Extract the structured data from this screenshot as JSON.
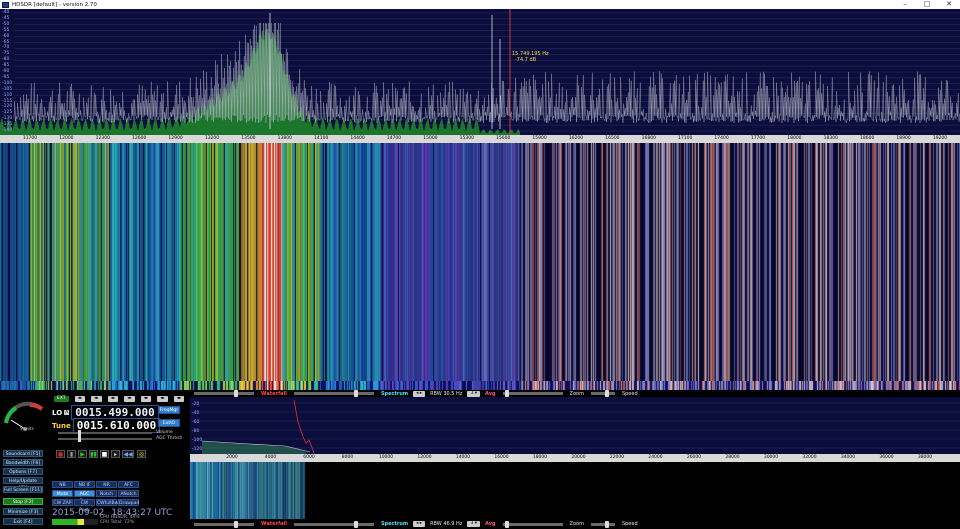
{
  "window": {
    "title": "HDSDR [default] - version 2.70",
    "minimize": "–",
    "maximize": "□",
    "close": "✕"
  },
  "spectrum": {
    "db_labels": [
      "-40",
      "-45",
      "-50",
      "-55",
      "-60",
      "-65",
      "-70",
      "-75",
      "-80",
      "-85",
      "-90",
      "-95",
      "-100",
      "-105",
      "-110",
      "-115",
      "-120",
      "-125",
      "-130",
      "-135",
      "-140"
    ],
    "marker_freq": "15.749.195 Hz",
    "marker_level": "-74.7 dB",
    "axis_ticks": [
      "11700",
      "12000",
      "12300",
      "12600",
      "12900",
      "13200",
      "13500",
      "13800",
      "14100",
      "14400",
      "14700",
      "15000",
      "15300",
      "15600",
      "15900",
      "16200",
      "16500",
      "16800",
      "17100",
      "17400",
      "17700",
      "18000",
      "18300",
      "18600",
      "18900",
      "19200"
    ]
  },
  "strip_top": {
    "waterfall_label": "Waterfall",
    "spectrum_label": "Spectrum",
    "rbw_label": "RBW 30.5 Hz",
    "avg_label": "Avg",
    "zoom_label": "Zoom",
    "speed_label": "Speed"
  },
  "strip_bottom": {
    "waterfall_label": "Waterfall",
    "spectrum_label": "Spectrum",
    "rbw_label": "RBW 46.9 Hz",
    "avg_label": "Avg",
    "zoom_label": "Zoom",
    "speed_label": "Speed"
  },
  "left": {
    "smeter_label": "S-units",
    "buttons": [
      "Soundcard [F5]",
      "Bandwidth [F6]",
      "Options  [F7]",
      "Help/Update [F1]",
      "Full Screen [F11]",
      "Stop     [F2]",
      "Minimize  [F3]",
      "Exit     [F4]"
    ],
    "lo_label": "LO",
    "lo_sub": "A",
    "lo_freq": "0015.499.000",
    "tune_label": "Tune",
    "tune_freq": "0015.610.000",
    "freqmgr": "FreqMgr",
    "extio": "ExtIO",
    "volume": "Volume",
    "agc_thresh": "AGC Thresh.",
    "mode_row1": [
      "NB",
      "NB IF",
      "NR",
      "AFC"
    ],
    "mode_row2": [
      "Mute",
      "AGC Fast",
      "Notch",
      "ANotch"
    ],
    "mode_row3": [
      "CW ZAP",
      "CW Peak",
      "CWfullBw",
      "Drawpad"
    ],
    "date": "2015-09-02",
    "time": "18:43:27 UTC",
    "cpu1_label": "CPU",
    "cpu1_value": "HDSDR: 44%",
    "cpu2_label": "CPU",
    "cpu2_value": "Total: 72%"
  },
  "audio": {
    "db_labels": [
      "-20",
      "-40",
      "-60",
      "-80",
      "-100",
      "-120"
    ],
    "axis_ticks": [
      "2000",
      "4000",
      "6000",
      "8000",
      "10000",
      "12000",
      "14000",
      "16000",
      "18000",
      "20000",
      "22000",
      "24000",
      "26000",
      "28000",
      "30000",
      "32000",
      "34000",
      "36000",
      "38000"
    ]
  },
  "colors": {
    "background": "#0b0d3a",
    "spectrum_trace": "#b8bcc8",
    "spectrum_fill": "#1f8a2a",
    "marker_line": "#d23b3b",
    "accent": "#3a8fd8"
  },
  "icons": {
    "record": "record-icon",
    "play": "play-icon",
    "pause": "pause-icon",
    "stop": "stop-icon",
    "rewind": "rewind-icon",
    "loop": "loop-icon"
  }
}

::::::

=== Given problem ===
Write out each entry exactly as given, but skip the pictures.

=== Answer ===
Extract the structured data from this screenshot as JSON.
{
  "window": {
    "title": "HDSDR [default] - version 2.70",
    "minimize": "–",
    "maximize": "□",
    "close": "✕"
  },
  "spectrum": {
    "db_labels": [
      "-40",
      "-45",
      "-50",
      "-55",
      "-60",
      "-65",
      "-70",
      "-75",
      "-80",
      "-85",
      "-90",
      "-95",
      "-100",
      "-105",
      "-110",
      "-115",
      "-120",
      "-125",
      "-130",
      "-135",
      "-140"
    ],
    "marker_freq": "15.749.195 Hz",
    "marker_level": "-74.7 dB",
    "axis_ticks": [
      "11700",
      "12000",
      "12300",
      "12600",
      "12900",
      "13200",
      "13500",
      "13800",
      "14100",
      "14400",
      "14700",
      "15000",
      "15300",
      "15600",
      "15900",
      "16200",
      "16500",
      "16800",
      "17100",
      "17400",
      "17700",
      "18000",
      "18300",
      "18600",
      "18900",
      "19200"
    ]
  },
  "strip_top": {
    "waterfall_label": "Waterfall",
    "spectrum_label": "Spectrum",
    "rbw_label": "RBW 30.5 Hz",
    "avg_label": "Avg",
    "zoom_label": "Zoom",
    "speed_label": "Speed"
  },
  "strip_bottom": {
    "waterfall_label": "Waterfall",
    "spectrum_label": "Spectrum",
    "rbw_label": "RBW 46.9 Hz",
    "avg_label": "Avg",
    "zoom_label": "Zoom",
    "speed_label": "Speed"
  },
  "left": {
    "smeter_label": "S-units",
    "buttons": [
      "Soundcard [F5]",
      "Bandwidth [F6]",
      "Options  [F7]",
      "Help/Update [F1]",
      "Full Screen [F11]",
      "Stop     [F2]",
      "Minimize  [F3]",
      "Exit     [F4]"
    ],
    "lo_label": "LO",
    "lo_sub": "A",
    "lo_freq": "0015.499.000",
    "tune_label": "Tune",
    "tune_freq": "0015.610.000",
    "freqmgr": "FreqMgr",
    "extio": "ExtIO",
    "volume": "Volume",
    "agc_thresh": "AGC Thresh.",
    "mode_row1": [
      "NB",
      "NB IF",
      "NR",
      "AFC"
    ],
    "mode_row2": [
      "Mute",
      "AGC Fast",
      "Notch",
      "ANotch"
    ],
    "mode_row3": [
      "CW ZAP",
      "CW Peak",
      "CWfullBw",
      "Drawpad"
    ],
    "date": "2015-09-02",
    "time": "18:43:27 UTC",
    "cpu1_label": "CPU",
    "cpu1_value": "HDSDR: 44%",
    "cpu2_label": "CPU",
    "cpu2_value": "Total: 72%"
  },
  "audio": {
    "db_labels": [
      "-20",
      "-40",
      "-60",
      "-80",
      "-100",
      "-120"
    ],
    "axis_ticks": [
      "2000",
      "4000",
      "6000",
      "8000",
      "10000",
      "12000",
      "14000",
      "16000",
      "18000",
      "20000",
      "22000",
      "24000",
      "26000",
      "28000",
      "30000",
      "32000",
      "34000",
      "36000",
      "38000"
    ]
  },
  "colors": {
    "background": "#0b0d3a",
    "spectrum_trace": "#b8bcc8",
    "spectrum_fill": "#1f8a2a",
    "marker_line": "#d23b3b",
    "accent": "#3a8fd8"
  },
  "icons": {
    "record": "record-icon",
    "play": "play-icon",
    "pause": "pause-icon",
    "stop": "stop-icon",
    "rewind": "rewind-icon",
    "loop": "loop-icon"
  }
}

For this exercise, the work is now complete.